Written problem =
Where does the string "notes" appear? Copy every line of the entries below that holds it.

--- START OF Information given ---

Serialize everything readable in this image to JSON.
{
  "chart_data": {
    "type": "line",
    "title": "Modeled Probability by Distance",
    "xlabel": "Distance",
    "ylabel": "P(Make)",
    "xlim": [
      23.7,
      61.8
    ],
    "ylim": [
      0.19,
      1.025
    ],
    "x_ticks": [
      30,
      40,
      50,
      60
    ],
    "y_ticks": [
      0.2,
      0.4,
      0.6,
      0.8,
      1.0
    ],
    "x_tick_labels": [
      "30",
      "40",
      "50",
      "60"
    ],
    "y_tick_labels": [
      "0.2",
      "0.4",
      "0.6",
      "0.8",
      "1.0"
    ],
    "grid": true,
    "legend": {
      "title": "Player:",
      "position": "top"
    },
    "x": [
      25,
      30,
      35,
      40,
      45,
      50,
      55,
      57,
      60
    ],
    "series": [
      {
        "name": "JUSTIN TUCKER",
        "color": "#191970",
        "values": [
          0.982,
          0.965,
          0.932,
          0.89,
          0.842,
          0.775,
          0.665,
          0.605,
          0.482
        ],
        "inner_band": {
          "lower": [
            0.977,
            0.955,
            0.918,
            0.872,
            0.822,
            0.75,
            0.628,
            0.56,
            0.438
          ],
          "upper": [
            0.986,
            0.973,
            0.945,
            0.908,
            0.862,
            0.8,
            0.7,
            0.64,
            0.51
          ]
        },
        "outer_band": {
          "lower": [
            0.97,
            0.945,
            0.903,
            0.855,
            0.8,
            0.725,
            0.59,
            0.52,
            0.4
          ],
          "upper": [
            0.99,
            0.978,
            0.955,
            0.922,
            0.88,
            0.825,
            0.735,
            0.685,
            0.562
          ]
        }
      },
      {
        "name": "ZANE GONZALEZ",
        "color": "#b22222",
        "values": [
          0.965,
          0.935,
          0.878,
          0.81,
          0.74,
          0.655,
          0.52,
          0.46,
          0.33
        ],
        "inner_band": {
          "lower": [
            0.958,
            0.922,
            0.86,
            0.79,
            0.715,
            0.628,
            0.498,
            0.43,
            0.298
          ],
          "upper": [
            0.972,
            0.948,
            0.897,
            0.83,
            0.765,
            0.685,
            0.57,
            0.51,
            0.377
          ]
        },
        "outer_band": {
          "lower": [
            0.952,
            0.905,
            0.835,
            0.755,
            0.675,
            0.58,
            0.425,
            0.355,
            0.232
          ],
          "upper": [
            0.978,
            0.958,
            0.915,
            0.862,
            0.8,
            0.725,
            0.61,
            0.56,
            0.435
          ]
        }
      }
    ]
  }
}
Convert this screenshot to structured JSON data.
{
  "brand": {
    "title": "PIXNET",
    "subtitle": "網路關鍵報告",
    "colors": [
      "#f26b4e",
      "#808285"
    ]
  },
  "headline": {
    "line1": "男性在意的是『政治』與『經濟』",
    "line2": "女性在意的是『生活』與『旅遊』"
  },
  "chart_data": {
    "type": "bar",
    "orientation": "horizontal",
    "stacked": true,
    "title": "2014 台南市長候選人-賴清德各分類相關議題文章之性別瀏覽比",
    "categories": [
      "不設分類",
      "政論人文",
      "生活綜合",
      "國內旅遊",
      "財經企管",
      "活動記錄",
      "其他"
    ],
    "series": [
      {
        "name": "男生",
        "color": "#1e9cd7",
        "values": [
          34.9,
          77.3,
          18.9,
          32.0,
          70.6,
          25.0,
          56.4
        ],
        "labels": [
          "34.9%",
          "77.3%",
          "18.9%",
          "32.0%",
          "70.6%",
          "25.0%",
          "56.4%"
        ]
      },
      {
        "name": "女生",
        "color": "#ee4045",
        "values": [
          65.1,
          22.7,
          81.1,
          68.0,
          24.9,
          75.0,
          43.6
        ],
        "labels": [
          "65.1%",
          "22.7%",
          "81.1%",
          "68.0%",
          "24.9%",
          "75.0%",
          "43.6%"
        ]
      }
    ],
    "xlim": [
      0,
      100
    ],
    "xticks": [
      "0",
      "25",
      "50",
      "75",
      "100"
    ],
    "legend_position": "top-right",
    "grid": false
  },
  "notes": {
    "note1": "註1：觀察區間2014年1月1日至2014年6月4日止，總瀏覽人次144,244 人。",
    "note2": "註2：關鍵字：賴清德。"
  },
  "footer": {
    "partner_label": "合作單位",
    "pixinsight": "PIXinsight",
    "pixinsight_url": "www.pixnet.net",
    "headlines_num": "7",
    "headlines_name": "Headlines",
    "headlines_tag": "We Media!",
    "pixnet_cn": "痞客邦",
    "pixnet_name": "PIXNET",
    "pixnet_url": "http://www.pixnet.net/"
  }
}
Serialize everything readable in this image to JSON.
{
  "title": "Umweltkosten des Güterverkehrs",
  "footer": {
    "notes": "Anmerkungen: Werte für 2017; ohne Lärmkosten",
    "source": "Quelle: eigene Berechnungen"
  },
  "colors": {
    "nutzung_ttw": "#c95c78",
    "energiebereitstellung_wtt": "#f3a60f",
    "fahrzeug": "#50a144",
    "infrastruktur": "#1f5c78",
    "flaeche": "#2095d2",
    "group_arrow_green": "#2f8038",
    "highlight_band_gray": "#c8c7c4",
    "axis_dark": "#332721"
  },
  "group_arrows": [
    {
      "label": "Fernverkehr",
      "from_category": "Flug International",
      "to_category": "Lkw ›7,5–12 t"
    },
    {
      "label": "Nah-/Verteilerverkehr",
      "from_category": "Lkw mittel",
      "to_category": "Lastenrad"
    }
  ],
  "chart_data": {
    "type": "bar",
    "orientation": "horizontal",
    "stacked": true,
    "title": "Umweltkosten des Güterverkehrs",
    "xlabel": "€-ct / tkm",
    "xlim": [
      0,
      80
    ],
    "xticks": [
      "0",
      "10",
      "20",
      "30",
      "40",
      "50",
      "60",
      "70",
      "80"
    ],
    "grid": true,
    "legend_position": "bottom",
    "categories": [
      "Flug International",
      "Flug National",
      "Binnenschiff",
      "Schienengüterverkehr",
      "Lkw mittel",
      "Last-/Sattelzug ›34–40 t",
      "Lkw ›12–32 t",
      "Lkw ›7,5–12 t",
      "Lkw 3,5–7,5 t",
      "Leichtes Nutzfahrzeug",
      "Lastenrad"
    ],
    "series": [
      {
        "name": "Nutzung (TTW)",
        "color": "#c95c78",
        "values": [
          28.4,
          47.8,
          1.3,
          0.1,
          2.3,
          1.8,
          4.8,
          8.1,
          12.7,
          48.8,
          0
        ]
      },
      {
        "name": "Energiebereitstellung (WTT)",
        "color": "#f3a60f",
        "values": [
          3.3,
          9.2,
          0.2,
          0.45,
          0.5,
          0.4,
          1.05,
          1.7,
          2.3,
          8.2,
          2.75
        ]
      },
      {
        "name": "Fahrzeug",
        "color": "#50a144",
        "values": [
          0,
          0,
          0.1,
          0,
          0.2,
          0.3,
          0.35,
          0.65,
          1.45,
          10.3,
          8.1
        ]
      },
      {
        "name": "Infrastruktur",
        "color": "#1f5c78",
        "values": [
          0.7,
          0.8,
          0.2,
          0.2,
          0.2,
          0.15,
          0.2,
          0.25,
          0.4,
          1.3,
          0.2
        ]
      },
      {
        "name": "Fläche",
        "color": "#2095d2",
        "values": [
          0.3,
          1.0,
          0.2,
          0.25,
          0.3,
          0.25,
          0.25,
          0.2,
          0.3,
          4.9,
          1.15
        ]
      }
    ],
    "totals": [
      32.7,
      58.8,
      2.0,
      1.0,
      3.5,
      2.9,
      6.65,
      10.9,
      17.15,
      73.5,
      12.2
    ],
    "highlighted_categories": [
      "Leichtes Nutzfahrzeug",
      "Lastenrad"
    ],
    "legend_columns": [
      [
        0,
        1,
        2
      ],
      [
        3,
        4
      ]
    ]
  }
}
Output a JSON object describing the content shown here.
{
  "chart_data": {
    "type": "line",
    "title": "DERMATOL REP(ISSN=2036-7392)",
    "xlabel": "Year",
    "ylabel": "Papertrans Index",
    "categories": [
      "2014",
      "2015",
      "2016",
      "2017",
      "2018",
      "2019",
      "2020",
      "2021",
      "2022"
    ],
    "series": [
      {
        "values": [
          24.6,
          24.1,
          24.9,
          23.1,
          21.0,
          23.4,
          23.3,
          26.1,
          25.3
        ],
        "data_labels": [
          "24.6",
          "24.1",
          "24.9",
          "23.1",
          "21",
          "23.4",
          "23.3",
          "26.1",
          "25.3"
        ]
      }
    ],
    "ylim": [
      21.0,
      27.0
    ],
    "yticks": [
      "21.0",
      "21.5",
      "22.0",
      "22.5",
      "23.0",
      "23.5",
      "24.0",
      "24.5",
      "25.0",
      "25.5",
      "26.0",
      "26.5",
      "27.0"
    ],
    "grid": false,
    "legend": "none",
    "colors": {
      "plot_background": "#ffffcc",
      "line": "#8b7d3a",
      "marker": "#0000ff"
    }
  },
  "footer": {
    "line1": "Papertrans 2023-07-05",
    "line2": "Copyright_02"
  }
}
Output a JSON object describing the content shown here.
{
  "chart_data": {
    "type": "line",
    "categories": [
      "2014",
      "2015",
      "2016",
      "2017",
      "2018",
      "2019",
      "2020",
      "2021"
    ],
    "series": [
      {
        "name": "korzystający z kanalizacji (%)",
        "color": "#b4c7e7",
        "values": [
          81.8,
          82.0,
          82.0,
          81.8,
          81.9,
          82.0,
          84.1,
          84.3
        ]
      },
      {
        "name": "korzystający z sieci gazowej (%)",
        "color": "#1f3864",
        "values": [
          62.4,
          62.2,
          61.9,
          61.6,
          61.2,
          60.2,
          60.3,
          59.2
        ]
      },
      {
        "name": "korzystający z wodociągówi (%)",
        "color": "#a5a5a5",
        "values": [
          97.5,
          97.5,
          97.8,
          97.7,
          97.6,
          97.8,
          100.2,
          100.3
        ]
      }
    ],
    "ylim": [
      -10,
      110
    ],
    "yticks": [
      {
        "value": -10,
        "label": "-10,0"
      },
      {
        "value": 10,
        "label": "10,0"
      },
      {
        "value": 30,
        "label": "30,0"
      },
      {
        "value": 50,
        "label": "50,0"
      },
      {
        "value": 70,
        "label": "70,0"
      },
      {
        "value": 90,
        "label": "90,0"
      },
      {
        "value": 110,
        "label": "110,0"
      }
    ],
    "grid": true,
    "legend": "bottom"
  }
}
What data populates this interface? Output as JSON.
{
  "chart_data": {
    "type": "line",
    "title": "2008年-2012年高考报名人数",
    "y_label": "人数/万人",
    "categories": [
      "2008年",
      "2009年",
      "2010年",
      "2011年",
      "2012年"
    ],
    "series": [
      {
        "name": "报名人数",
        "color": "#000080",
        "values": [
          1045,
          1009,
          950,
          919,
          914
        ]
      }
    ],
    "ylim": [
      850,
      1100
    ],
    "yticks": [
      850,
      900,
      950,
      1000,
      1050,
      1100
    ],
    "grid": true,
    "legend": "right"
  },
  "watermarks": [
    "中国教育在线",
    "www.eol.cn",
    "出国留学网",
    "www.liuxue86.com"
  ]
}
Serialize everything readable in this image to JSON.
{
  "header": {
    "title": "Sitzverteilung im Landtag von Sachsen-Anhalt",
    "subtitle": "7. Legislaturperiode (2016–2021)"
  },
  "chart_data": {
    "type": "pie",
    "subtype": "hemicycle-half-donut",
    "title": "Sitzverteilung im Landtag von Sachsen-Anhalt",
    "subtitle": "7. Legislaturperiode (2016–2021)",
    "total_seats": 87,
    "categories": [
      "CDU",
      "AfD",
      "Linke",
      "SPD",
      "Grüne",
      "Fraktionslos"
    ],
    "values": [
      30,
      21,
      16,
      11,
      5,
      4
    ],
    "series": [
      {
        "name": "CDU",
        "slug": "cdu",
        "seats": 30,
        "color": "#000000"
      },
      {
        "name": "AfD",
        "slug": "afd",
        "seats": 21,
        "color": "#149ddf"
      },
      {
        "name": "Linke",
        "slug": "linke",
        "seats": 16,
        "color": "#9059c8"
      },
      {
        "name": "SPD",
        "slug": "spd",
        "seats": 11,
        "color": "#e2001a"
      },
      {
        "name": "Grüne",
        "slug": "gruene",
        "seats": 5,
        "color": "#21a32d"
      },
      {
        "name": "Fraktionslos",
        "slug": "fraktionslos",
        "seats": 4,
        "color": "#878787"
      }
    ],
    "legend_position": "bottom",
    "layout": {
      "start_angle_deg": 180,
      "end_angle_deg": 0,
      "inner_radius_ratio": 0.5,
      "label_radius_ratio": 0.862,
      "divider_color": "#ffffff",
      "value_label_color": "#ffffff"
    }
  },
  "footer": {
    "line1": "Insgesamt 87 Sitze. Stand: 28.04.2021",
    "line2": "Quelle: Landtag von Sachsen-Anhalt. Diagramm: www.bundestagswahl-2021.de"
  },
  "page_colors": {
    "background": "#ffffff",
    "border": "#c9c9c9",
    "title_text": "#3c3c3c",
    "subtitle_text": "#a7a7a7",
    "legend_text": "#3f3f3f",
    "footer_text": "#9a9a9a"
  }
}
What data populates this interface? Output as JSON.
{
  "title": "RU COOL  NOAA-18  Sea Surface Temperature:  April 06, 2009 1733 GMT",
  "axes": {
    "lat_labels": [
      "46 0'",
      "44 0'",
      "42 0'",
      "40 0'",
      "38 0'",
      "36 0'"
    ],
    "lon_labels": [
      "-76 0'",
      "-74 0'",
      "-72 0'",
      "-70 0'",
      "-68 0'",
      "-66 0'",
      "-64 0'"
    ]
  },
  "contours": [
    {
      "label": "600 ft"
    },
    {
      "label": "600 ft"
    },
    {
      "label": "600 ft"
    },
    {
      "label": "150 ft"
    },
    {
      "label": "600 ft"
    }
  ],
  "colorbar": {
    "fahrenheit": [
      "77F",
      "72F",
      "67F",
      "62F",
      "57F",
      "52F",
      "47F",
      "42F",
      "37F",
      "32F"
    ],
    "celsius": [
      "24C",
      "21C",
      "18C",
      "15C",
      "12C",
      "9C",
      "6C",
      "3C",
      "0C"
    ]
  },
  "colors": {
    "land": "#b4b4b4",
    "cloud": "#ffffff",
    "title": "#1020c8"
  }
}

--- END OF Information given ---

Expected answer =
  "notes": {
    "notes": "Anmerkungen: Werte für 2017; ohne Lärmkosten",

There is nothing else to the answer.